[Document extract Boundary: Start]

The Fringe Society's first President was Michael Imison from the Oxford Theatre Group, who had first initiated the formation of the Fringe Society in 1958. The way the Fringe Society communicated about the activities of all the Fringe Groups was through the publishing of the Fringe Programme which ran from 24 to 32 pages depending on the number of groups taking part each year.

1960 was also the year when Alan Bennett, Dudley Moore, Peter Cook and Jonathan Miller first performed at the Royal Lyceum Theatre in Beyond the Fringe, "a production that ushered in a new age of British political satire".

The show was actually part of the Edinburgh International Festival but its title, intended as a rebuttal to the ever-expanding Fringe, ironically helped publicise the Fringe.

== 1960 Fringe highlights ==
Ric Throssell's play, The Day Before Tomorrow, was performed by the London Playgoers Club in a hall in Hill Street, Edinburgh. The play was about the aftermath of an atomic explosion and the difficulties of post-explosion survival. As the Campaign for Nuclear Disarmament (CND) was at its peak during this period, the play resonated with its audiences and made it one of the highlights of the 1960 Edinburgh Fringe.

[Document extract Boundary: End]

Your tasks:
a – In the passage on the 1960 Edinburgh Fringe, who was the Fringe Society's first President?
b – Go on with the passage on the 1960 Edinburgh Fringe, starting after its last sentence.

[Supplied information Boundary: Start]

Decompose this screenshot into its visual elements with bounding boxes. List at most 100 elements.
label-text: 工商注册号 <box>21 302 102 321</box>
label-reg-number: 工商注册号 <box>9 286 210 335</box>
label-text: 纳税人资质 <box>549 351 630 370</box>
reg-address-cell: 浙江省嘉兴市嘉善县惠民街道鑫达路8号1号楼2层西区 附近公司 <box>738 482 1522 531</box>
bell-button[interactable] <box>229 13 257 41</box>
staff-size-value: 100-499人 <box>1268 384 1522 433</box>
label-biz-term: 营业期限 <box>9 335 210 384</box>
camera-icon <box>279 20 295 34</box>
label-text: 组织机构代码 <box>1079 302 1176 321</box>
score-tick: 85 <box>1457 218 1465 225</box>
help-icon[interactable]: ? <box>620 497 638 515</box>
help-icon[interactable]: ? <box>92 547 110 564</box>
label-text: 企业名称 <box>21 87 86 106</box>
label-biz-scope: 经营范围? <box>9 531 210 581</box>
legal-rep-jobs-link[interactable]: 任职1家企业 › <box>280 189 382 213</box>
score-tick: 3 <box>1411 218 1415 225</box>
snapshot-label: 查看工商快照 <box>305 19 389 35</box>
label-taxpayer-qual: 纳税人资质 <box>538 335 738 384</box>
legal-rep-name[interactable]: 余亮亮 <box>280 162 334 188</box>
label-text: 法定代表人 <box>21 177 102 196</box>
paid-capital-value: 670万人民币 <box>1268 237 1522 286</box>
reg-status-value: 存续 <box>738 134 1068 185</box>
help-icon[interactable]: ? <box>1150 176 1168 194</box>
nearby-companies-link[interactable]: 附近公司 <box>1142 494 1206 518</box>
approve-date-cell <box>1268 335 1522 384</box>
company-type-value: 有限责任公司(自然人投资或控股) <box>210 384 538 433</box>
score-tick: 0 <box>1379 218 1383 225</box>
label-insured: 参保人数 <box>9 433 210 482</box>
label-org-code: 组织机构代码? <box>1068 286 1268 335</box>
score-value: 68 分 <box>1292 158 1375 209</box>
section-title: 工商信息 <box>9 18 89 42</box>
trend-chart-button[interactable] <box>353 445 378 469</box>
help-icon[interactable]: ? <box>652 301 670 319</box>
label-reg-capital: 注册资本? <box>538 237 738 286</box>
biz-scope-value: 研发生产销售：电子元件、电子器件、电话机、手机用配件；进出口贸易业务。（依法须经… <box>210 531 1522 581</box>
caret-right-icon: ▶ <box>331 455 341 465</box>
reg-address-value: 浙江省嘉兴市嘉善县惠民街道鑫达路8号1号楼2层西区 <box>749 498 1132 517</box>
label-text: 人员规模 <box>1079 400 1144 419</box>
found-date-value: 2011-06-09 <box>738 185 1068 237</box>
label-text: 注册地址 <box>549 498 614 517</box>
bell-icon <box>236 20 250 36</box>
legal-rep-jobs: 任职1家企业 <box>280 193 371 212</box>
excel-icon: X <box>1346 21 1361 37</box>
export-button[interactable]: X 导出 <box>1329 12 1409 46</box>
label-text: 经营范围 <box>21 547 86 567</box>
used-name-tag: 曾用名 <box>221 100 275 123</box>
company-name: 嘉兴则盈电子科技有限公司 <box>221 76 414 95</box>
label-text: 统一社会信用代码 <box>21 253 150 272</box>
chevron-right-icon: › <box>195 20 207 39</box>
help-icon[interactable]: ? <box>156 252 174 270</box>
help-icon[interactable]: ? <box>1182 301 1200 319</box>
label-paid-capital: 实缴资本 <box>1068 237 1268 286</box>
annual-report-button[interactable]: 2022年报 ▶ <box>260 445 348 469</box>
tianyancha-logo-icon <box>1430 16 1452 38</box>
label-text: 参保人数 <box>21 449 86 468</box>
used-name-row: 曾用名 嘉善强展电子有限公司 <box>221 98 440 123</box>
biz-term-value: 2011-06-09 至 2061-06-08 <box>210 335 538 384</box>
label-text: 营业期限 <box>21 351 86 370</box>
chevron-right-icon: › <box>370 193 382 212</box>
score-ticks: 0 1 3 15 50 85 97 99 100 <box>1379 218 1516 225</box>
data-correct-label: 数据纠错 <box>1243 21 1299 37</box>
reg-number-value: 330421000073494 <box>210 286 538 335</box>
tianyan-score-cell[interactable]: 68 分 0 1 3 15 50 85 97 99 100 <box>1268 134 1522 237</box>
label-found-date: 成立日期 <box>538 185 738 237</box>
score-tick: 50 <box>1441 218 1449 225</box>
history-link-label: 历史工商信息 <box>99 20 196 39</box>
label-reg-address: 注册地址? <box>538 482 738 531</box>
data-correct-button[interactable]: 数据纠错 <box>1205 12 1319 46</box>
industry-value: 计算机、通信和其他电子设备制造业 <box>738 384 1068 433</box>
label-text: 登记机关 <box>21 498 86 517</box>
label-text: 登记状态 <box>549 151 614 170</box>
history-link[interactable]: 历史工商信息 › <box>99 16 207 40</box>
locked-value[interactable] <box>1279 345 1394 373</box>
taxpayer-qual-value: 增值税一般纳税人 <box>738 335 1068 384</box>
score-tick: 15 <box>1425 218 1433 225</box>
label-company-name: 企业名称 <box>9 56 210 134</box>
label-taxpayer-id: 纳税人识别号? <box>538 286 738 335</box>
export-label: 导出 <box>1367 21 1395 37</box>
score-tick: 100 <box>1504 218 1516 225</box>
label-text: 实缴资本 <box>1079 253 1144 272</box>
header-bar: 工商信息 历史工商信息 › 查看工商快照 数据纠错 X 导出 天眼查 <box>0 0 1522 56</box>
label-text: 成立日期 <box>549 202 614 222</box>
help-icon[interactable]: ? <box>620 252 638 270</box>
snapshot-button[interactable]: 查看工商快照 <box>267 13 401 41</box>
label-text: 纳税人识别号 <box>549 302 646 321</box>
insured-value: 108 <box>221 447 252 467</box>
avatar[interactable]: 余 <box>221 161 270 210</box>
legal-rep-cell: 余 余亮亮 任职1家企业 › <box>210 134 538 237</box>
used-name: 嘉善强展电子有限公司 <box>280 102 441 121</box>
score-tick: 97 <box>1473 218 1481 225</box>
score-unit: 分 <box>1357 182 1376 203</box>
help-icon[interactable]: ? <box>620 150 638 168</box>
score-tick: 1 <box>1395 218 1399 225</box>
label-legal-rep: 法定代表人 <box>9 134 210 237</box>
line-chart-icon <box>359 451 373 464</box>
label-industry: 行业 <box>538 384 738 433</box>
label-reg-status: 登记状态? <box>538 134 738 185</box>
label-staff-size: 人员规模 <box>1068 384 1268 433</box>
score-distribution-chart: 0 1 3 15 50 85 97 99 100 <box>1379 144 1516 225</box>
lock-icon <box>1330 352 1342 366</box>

[Supplied information Boundary: End]

Task answers:
a – Michael Imison from the Oxford Theatre Group.

b –
The Scotsman also highlighted "In the World- My Canvas", a play about the life of Vincent van Gogh by Ruth Dixon. Their review describes Dixon "penned a vivid picture in over 40 scenes of the man who said, I want to paint humanity, humanity and again humanity.'"

Less well received was a play by Bill Owen, entitled Fringe of Light, an Osbornesque drama. The review of the play was entitled "Audience of 20 numbed" where the review reveals that the script was seized and examined by the police before the show was even allowed to go on. That it was allowed to go on was a misjudgment according to the reviewer:

The plot is wearisome and abstruse; centring on the vapourings of Sara, a young girl, whose author husband has run off with a woman publisher. Characters keep rushing on and off stage; doors slam, voices screech. It is all very confusing.